### WHAT YOU WILL DO
Output all the data exactly. Pictures do not belong in the copy.

# START OF TASK INPUTS

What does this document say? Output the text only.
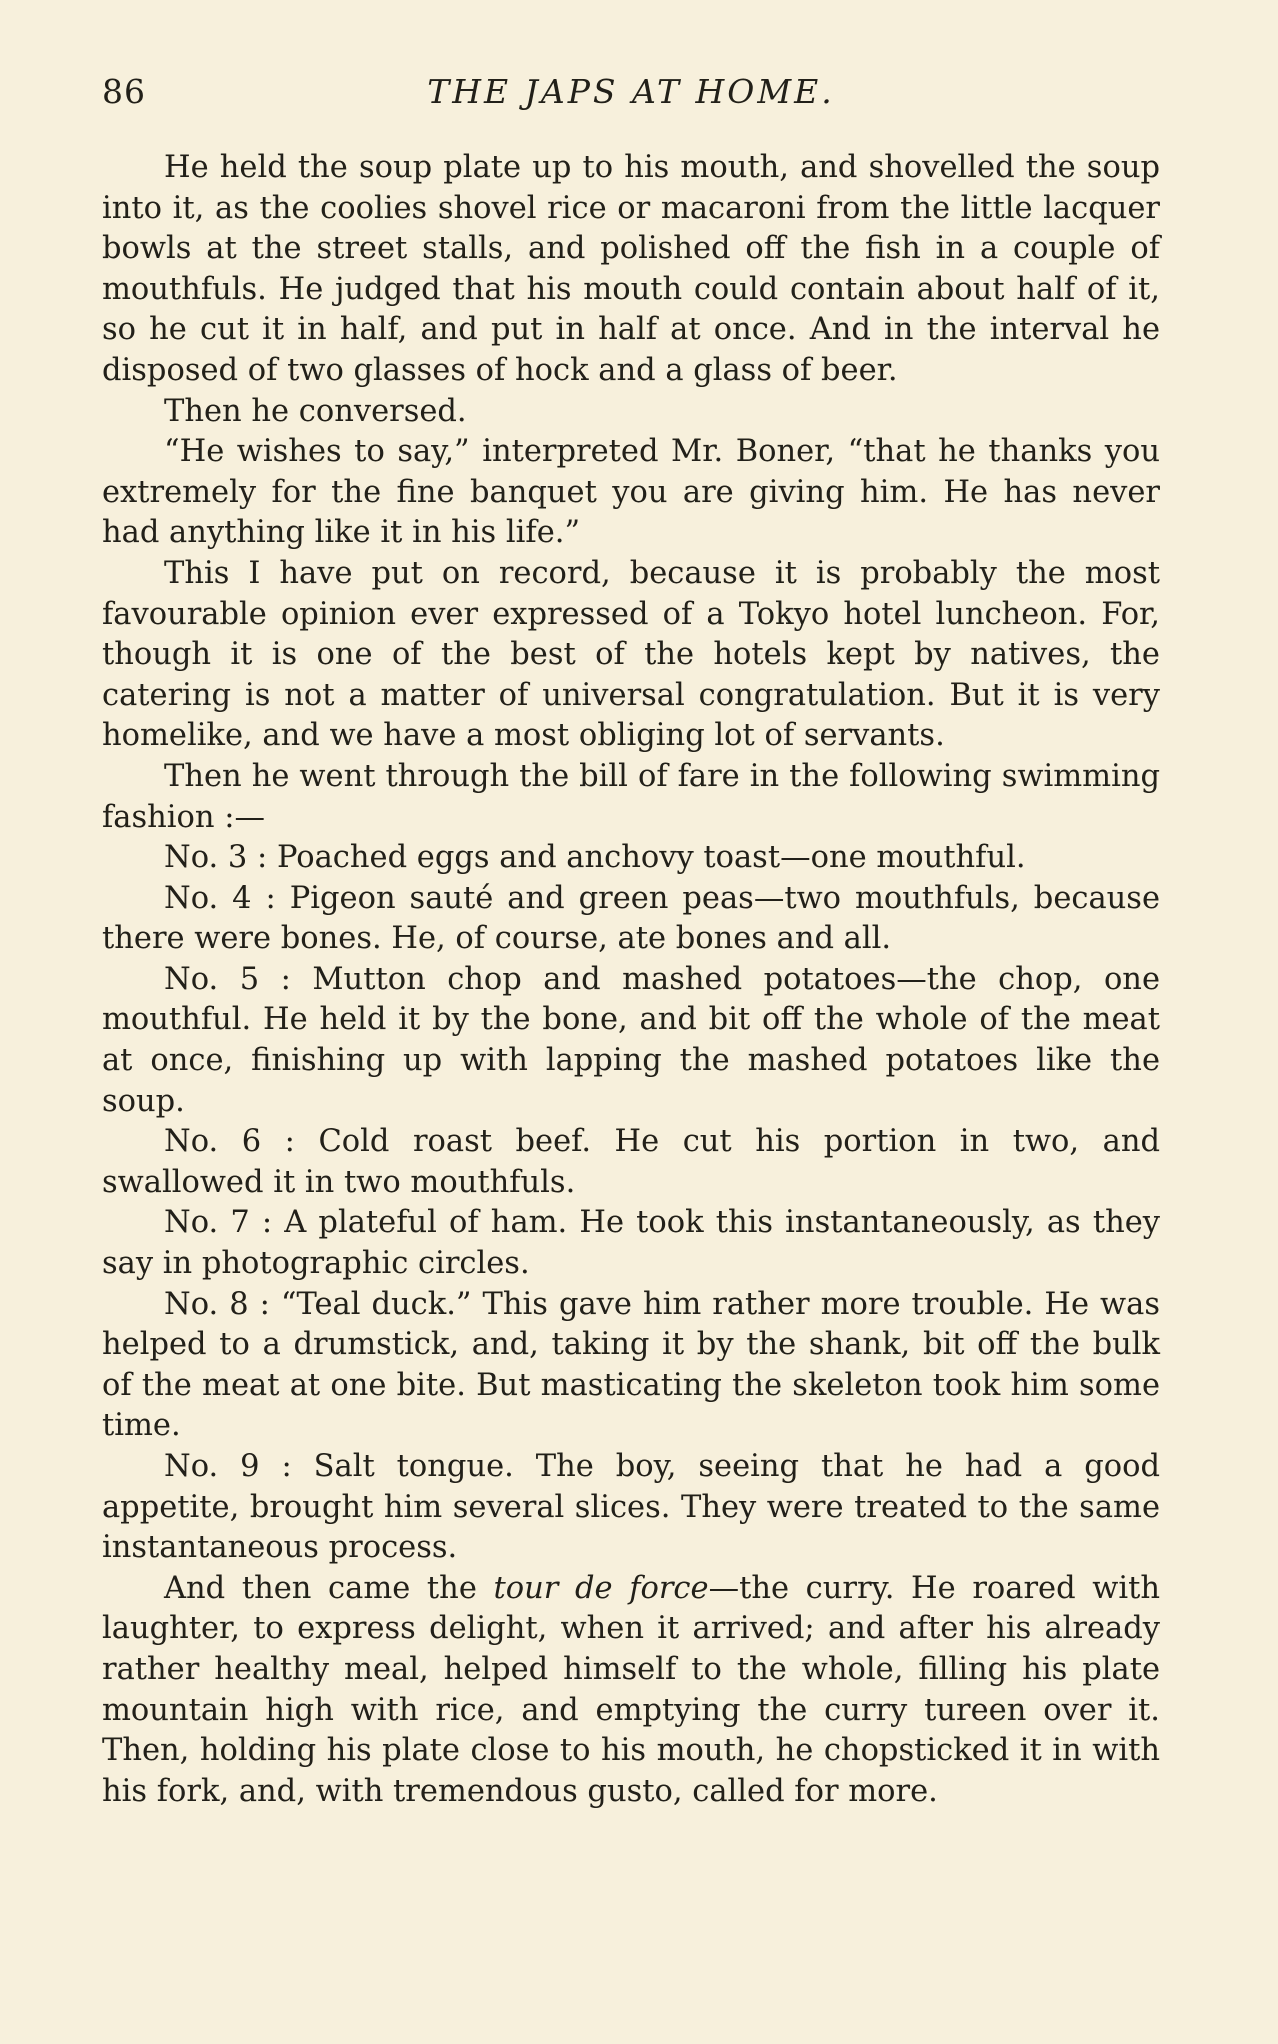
86	THE JAPS AT HOME.

He held the soup plate up to his mouth, and shovelled the soup into it, as the coolies shovel rice or macaroni from the little lacquer bowls at the street stalls, and polished off the fish in a couple of mouthfuls. He judged that his mouth could contain about half of it, so he cut it in half, and put in half at once. And in the interval he disposed of two glasses of hock and a glass of beer.

Then he conversed.

“He wishes to say,” interpreted Mr. Boner, “that he thanks you extremely for the fine banquet you are giving him. He has never had anything like it in his life.”

This I have put on record, because it is probably the most favourable opinion ever expressed of a Tokyo hotel luncheon. For, though it is one of the best of the hotels kept by natives, the catering is not a matter of universal congratulation. But it is very homelike, and we have a most obliging lot of servants.

Then he went through the bill of fare in the following swimming fashion :—

No. 3 : Poached eggs and anchovy toast—one mouthful.

No. 4 : Pigeon sauté and green peas—two mouthfuls, because there were bones. He, of course, ate bones and all.

No. 5 : Mutton chop and mashed potatoes—the chop, one mouthful. He held it by the bone, and bit off the whole of the meat at once, finishing up with lapping the mashed potatoes like the soup.

No. 6 : Cold roast beef. He cut his portion in two, and swallowed it in two mouthfuls.

No. 7 : A plateful of ham. He took this instantaneously, as they say in photographic circles.

No. 8 : “Teal duck.” This gave him rather more trouble. He was helped to a drumstick, and, taking it by the shank, bit off the bulk of the meat at one bite. But masticating the skeleton took him some time.

No. 9 : Salt tongue. The boy, seeing that he had a good appetite, brought him several slices. They were treated to the same instantaneous process.

And then came the tour de force—the curry. He roared with laughter, to express delight, when it arrived; and after his already rather healthy meal, helped himself to the whole, filling his plate mountain high with rice, and emptying the curry tureen over it. Then, holding his plate close to his mouth, he chopsticked it in with his fork, and, with tremendous gusto, called for more.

# END OF TASK INPUTS

### FINISHED ANSWER
What does this document say? Output the text only.
86	THE JAPS AT HOME.

He held the soup plate up to his mouth, and shovelled the soup into it, as the coolies shovel rice or macaroni from the little lacquer bowls at the street stalls, and polished off the fish in a couple of mouthfuls. He judged that his mouth could contain about half of it, so he cut it in half, and put in half at once. And in the interval he disposed of two glasses of hock and a glass of beer.

Then he conversed.

“He wishes to say,” interpreted Mr. Boner, “that he thanks you extremely for the fine banquet you are giving him. He has never had anything like it in his life.”

This I have put on record, because it is probably the most favourable opinion ever expressed of a Tokyo hotel luncheon. For, though it is one of the best of the hotels kept by natives, the catering is not a matter of universal congratulation. But it is very homelike, and we have a most obliging lot of servants.

Then he went through the bill of fare in the following swimming fashion :—

No. 3 : Poached eggs and anchovy toast—one mouthful.

No. 4 : Pigeon sauté and green peas—two mouthfuls, because there were bones. He, of course, ate bones and all.

No. 5 : Mutton chop and mashed potatoes—the chop, one mouthful. He held it by the bone, and bit off the whole of the meat at once, finishing up with lapping the mashed potatoes like the soup.

No. 6 : Cold roast beef. He cut his portion in two, and swallowed it in two mouthfuls.

No. 7 : A plateful of ham. He took this instantaneously, as they say in photographic circles.

No. 8 : “Teal duck.” This gave him rather more trouble. He was helped to a drumstick, and, taking it by the shank, bit off the bulk of the meat at one bite. But masticating the skeleton took him some time.

No. 9 : Salt tongue. The boy, seeing that he had a good appetite, brought him several slices. They were treated to the same instantaneous process.

And then came the tour de force—the curry. He roared with laughter, to express delight, when it arrived; and after his already rather healthy meal, helped himself to the whole, filling his plate mountain high with rice, and emptying the curry tureen over it. Then, holding his plate close to his mouth, he chopsticked it in with his fork, and, with tremendous gusto, called for more.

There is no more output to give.